> **TASK PROMPT**:
Using the data below, copy every line that contains the word "光电子的最大初动能越大".

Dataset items

** start **

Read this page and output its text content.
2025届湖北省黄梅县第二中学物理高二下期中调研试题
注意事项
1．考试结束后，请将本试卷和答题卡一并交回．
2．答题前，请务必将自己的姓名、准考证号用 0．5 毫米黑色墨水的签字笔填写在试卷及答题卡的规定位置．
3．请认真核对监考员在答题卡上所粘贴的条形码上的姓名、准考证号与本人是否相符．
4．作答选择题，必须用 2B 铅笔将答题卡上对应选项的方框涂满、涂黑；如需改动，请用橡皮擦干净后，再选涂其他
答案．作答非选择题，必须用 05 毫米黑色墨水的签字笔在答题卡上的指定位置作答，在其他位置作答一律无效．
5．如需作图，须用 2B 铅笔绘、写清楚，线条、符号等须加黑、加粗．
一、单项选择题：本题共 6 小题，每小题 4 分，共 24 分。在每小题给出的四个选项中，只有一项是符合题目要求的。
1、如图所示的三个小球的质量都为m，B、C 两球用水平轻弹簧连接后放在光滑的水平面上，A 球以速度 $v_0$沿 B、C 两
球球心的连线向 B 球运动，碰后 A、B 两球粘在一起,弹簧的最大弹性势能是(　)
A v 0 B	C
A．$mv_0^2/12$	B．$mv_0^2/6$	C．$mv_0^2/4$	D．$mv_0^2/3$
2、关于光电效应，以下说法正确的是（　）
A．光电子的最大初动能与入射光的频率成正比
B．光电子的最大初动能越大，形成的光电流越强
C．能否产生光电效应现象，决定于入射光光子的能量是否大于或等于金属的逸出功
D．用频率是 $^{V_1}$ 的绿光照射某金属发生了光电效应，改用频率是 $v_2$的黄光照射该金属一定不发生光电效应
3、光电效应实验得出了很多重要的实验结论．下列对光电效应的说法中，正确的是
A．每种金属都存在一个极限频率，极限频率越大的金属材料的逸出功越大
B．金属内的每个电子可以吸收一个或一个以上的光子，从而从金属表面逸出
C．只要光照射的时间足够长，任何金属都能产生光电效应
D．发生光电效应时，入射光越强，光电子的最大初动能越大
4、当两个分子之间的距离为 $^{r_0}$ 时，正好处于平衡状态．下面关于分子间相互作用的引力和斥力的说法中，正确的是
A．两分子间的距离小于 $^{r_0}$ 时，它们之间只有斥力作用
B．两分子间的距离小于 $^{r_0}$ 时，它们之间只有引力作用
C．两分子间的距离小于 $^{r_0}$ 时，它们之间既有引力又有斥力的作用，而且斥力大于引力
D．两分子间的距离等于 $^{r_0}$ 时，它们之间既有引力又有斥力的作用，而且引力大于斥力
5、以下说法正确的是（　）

** end **

> **EXERCISE SOLUTION**:
B．光电子的最大初动能越大，形成的光电流越强
D．发生光电效应时，入射光越强，光电子的最大初动能越大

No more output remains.